*** SOURCE EXTRACT

Instability of excitatory synapses in experimental autoimmune encephalomyelitis and the outcome for excitatory circuit inputs to individual cortical neurons.

Synapses are lost on a massive scale in the brain and spinal cord of people living with multiple sclerosis (PwMS), and this synaptic loss extends far beyond demyelinating lesions. Post-mortem studies show the long-term consequences of multiple sclerosis (MS) on synapses but do not inform on the early impacts of neuroinflammation on synapses that subsequently lead to synapse loss. How excitatory circuit inputs are altered across the dendritic tree of individual neurons under neuroinflammatory stress is not well understood. Here, we directly assessed the structural dynamics of labeled excitatory synapses in experimental autoimmune encephalomyelitis (EAE) as a model of immune-mediated cortical neuronal damage. We used in vivo two-photon imaging and a synthetic tissue-hydrogel super-resolution imaging technique to reveal the dynamics of excitatory synapses, map their location across the dendritic tree of individual neurons, and examine neurons at super-resolution for synaptic loss. We found that excitatory synapses are destabilized but not lost from dendritic spines in EAE, starting with the earliest imaging session before symptom onset. This led to dramatic changes in excitatory circuit inputs to individual cells. In EAE, stable synapses are replaced by synapses that appear or disappear across the imaging sessions or repeatedly change at the same location. These unstable excitatory inputs occur closer to one another in EAE than in healthy controls and are distributed across the dendritic tree. When imaged at super-resolution, we found that a small proportion of dendritic protrusions lost their presynapse and/or postsynapse. Our finding of diffuse destabilizing effects of neuroinflammation on excitatory synapses across cortical neurons may have significant functional consequences since normal dendritic spine dynamics and clustering are essential for learning and memory.

******
*** RECORDS PROVIDED

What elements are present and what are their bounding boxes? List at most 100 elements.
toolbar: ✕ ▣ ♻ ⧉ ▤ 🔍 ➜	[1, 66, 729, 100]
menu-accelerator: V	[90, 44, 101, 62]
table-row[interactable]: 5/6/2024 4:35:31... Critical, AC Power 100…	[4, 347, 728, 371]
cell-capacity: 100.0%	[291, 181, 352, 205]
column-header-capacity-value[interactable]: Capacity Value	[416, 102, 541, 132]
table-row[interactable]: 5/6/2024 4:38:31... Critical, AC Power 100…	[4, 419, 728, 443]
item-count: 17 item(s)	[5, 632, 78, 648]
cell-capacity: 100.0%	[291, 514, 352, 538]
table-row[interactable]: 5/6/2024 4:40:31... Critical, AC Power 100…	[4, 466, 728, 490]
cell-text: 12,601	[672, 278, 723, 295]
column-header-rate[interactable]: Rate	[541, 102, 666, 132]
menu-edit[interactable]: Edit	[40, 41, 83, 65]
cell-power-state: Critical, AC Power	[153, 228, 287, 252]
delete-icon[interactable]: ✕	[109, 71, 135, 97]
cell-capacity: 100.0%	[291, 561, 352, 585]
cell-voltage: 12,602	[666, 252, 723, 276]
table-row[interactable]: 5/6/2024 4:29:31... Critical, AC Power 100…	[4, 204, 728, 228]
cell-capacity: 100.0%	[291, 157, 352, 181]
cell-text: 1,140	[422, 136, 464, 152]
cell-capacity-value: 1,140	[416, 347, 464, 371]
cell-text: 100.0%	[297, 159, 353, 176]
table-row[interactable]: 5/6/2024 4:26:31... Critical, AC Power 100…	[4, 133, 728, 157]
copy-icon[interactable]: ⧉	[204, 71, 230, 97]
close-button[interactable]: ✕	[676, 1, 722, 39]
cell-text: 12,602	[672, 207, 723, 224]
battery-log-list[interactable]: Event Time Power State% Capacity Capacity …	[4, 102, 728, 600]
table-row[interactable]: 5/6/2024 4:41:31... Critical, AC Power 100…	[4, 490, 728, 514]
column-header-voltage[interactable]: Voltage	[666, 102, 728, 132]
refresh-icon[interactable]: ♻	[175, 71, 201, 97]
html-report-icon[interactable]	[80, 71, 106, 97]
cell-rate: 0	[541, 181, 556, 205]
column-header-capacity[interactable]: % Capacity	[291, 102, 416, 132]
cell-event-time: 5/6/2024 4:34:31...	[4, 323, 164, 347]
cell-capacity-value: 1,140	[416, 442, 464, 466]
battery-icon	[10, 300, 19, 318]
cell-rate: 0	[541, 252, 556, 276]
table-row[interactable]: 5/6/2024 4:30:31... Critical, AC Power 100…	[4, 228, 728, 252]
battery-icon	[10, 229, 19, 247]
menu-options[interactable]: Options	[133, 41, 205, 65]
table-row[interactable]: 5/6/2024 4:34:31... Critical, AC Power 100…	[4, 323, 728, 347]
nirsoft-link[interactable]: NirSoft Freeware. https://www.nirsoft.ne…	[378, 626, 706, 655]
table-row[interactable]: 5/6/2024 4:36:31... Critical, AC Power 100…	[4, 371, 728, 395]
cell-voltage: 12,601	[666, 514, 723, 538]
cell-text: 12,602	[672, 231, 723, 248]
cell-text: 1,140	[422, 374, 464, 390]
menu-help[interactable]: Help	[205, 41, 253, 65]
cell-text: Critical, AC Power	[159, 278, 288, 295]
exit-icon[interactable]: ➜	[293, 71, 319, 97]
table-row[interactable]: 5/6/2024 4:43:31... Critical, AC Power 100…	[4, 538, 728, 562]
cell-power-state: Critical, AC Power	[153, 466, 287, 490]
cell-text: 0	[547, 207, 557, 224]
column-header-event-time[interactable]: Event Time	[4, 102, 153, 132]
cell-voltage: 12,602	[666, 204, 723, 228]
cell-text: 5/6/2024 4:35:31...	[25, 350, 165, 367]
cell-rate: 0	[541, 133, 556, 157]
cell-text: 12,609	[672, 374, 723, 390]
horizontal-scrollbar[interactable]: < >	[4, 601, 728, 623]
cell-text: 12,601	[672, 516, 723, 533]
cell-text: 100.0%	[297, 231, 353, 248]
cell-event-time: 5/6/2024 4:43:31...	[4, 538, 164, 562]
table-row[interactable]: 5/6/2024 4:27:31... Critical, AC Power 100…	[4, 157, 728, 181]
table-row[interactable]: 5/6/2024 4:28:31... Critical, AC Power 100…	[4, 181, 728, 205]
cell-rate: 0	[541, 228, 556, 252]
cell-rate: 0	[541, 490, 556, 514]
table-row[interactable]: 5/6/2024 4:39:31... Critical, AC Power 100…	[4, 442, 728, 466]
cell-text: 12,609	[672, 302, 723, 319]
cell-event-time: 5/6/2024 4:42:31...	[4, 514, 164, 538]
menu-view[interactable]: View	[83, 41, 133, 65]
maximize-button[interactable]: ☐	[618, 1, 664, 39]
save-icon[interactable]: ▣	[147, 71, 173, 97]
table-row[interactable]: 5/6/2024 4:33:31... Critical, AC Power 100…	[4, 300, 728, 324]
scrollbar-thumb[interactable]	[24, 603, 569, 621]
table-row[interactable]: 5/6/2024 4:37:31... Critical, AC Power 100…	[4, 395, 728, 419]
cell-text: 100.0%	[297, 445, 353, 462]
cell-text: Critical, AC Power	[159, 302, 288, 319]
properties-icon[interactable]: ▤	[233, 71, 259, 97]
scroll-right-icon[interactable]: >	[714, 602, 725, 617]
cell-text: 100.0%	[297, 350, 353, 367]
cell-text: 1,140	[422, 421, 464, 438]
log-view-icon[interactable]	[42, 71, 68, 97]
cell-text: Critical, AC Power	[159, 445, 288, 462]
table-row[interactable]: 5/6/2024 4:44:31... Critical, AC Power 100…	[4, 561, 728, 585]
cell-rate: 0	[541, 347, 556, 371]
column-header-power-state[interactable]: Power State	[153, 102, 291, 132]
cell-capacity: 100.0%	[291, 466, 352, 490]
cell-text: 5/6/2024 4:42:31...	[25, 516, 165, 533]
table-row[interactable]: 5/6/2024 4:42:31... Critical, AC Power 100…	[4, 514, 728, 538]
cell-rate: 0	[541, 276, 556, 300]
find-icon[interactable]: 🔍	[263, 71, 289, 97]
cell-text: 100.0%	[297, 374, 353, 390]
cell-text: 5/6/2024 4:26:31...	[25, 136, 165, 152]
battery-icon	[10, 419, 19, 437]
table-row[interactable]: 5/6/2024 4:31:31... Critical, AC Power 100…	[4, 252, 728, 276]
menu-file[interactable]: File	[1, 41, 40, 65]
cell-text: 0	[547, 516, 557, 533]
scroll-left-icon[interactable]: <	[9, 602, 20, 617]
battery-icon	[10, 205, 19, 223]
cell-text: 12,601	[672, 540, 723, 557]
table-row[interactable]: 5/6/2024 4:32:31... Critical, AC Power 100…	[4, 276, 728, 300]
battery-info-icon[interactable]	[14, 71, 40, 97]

******

[YOUR TASK]: Rewrite the passage on synapse instability between "Instability of excitatory" and "individual cortical neurons.", inclusive, replacing "individual cortical neurons" with "single cortical neurons".

[SOLUTION TO THIS TASK]:
Instability of excitatory synapses in experimental autoimmune encephalomyelitis and the outcome for excitatory circuit inputs to single cortical neurons.